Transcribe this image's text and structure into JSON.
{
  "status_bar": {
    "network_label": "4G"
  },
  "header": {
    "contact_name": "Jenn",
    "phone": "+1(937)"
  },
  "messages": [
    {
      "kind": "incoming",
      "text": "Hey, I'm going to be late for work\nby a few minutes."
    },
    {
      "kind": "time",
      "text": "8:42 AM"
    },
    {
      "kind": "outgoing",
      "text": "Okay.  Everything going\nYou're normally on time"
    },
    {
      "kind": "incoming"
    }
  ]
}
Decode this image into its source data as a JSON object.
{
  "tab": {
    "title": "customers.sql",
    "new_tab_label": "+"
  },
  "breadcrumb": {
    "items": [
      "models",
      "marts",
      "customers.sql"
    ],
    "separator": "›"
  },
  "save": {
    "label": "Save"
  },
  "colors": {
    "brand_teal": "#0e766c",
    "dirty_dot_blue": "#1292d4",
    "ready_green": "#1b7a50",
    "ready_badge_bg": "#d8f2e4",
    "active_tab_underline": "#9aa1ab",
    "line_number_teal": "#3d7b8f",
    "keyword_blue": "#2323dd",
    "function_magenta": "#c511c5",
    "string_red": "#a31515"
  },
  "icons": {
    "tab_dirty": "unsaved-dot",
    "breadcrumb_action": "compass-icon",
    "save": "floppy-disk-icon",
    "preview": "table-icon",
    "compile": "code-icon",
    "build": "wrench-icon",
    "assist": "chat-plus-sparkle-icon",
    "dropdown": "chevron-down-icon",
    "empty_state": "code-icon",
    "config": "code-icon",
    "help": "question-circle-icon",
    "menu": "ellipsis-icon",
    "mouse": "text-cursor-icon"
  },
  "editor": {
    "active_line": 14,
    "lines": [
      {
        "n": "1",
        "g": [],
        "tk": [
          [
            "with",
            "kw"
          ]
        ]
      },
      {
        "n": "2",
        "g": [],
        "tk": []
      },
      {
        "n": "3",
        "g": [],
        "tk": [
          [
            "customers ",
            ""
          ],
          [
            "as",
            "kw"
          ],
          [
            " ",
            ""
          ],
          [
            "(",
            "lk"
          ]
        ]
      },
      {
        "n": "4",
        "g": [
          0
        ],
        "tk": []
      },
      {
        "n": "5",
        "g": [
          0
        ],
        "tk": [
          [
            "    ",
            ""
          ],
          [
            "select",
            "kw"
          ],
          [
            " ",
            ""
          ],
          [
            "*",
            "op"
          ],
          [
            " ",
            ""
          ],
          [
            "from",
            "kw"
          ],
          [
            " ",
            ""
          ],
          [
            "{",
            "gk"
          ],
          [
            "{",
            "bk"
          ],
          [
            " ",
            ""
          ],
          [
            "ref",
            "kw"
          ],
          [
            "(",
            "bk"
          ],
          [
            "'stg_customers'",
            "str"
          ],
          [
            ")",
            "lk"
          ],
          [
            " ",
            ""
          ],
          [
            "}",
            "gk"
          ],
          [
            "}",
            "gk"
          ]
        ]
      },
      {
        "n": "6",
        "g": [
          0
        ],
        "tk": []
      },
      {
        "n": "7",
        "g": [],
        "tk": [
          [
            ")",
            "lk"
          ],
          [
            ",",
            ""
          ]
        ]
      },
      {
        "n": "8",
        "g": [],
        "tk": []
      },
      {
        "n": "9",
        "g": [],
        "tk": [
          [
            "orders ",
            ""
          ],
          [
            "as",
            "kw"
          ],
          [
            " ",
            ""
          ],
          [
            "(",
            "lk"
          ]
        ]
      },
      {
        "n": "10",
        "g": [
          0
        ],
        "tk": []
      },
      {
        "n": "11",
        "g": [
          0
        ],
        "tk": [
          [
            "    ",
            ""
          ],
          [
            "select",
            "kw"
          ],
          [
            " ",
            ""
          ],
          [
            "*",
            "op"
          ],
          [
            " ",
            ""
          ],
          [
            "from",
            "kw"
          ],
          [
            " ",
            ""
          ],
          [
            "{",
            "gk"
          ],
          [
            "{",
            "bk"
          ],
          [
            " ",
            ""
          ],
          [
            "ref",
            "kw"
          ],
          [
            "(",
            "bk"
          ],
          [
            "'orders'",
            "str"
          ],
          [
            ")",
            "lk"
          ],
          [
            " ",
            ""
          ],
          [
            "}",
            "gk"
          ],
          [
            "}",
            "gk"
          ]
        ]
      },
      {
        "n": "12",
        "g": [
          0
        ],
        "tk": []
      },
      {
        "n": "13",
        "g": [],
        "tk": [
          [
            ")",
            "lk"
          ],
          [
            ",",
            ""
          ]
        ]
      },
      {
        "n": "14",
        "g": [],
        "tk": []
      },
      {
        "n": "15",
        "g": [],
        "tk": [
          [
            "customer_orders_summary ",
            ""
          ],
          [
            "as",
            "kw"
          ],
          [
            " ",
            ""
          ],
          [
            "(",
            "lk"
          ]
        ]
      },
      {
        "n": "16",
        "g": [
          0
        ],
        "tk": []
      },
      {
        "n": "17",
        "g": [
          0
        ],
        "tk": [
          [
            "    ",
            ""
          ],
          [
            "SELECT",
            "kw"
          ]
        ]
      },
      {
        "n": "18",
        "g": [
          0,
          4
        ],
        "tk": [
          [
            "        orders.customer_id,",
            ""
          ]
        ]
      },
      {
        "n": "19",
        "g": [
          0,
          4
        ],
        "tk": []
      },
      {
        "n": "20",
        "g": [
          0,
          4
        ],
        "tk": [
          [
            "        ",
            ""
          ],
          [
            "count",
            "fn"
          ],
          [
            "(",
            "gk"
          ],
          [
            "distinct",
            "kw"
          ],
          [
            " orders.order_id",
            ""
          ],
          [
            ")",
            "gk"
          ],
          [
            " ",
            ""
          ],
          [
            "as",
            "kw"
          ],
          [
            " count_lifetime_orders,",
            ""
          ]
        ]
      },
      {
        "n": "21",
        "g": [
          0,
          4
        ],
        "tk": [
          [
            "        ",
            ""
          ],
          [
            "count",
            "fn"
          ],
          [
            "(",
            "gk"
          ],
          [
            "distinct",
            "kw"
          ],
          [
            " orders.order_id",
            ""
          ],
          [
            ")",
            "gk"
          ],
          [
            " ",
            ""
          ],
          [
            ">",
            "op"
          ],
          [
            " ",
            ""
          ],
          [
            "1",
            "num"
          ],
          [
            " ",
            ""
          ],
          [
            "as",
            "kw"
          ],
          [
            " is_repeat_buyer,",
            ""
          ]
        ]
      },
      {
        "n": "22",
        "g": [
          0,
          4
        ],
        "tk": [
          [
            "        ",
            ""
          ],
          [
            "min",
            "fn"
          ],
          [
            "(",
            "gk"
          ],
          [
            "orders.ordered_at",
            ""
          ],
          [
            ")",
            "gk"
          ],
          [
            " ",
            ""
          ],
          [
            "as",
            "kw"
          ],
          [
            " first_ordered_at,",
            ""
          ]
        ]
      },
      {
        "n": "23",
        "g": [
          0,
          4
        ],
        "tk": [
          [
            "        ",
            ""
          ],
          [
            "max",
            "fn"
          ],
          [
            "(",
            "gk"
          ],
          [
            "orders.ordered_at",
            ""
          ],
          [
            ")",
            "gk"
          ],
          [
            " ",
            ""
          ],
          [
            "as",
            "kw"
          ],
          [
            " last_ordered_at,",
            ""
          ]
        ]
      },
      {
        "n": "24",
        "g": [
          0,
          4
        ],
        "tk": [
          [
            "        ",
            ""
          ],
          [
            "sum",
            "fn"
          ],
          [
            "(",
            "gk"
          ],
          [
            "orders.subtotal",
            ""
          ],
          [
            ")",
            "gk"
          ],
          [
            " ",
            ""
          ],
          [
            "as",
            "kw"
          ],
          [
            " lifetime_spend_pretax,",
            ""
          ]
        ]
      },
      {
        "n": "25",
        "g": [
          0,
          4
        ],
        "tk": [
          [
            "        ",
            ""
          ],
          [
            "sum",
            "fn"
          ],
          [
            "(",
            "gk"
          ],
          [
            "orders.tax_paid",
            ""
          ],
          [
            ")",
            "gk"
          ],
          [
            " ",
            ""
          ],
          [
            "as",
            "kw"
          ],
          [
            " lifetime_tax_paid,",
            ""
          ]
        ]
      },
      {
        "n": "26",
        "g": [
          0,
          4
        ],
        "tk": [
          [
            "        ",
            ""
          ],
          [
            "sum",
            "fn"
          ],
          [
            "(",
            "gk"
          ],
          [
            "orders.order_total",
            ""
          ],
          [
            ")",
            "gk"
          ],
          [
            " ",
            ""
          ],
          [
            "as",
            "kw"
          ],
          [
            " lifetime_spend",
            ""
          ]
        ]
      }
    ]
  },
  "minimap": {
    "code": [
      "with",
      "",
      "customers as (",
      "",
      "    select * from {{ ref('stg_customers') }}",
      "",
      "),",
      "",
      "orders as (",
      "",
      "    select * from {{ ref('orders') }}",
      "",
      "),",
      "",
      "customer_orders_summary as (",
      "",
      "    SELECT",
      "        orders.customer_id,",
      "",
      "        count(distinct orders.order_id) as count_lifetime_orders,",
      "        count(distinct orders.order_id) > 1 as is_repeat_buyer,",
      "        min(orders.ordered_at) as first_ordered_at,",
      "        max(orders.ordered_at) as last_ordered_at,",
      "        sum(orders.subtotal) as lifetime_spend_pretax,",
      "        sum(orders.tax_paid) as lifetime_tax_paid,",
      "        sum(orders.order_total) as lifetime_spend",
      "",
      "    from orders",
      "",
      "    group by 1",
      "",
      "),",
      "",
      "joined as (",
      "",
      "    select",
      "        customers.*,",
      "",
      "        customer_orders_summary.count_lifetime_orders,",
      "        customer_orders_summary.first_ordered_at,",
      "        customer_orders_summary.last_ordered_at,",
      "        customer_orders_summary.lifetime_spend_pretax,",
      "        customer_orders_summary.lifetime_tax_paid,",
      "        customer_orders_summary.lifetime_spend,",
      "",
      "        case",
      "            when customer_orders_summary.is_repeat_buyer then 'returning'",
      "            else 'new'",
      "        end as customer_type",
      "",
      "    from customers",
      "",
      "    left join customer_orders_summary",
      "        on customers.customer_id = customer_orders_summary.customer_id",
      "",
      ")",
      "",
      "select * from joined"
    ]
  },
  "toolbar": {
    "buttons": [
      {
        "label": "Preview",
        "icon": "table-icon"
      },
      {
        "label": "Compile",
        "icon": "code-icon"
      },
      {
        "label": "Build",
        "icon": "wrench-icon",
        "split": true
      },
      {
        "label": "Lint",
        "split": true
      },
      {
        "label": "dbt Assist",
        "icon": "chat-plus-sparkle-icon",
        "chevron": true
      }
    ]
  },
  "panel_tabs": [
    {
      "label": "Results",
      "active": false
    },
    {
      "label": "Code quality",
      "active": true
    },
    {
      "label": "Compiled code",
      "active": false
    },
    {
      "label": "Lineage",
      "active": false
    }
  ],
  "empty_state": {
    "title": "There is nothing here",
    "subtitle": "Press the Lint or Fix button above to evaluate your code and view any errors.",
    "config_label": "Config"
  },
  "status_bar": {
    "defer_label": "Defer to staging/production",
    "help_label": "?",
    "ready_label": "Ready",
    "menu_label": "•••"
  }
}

■ What you should do ■
Note each line of the entries that has "from" in it, and copy those lines.

■ Full solution ■
            "from",
            "from",
      "    select * from {{ ref('stg_customers') }}",
      "    select * from {{ ref('orders') }}",
      "    from orders",
      "    from customers",
      "select * from joined"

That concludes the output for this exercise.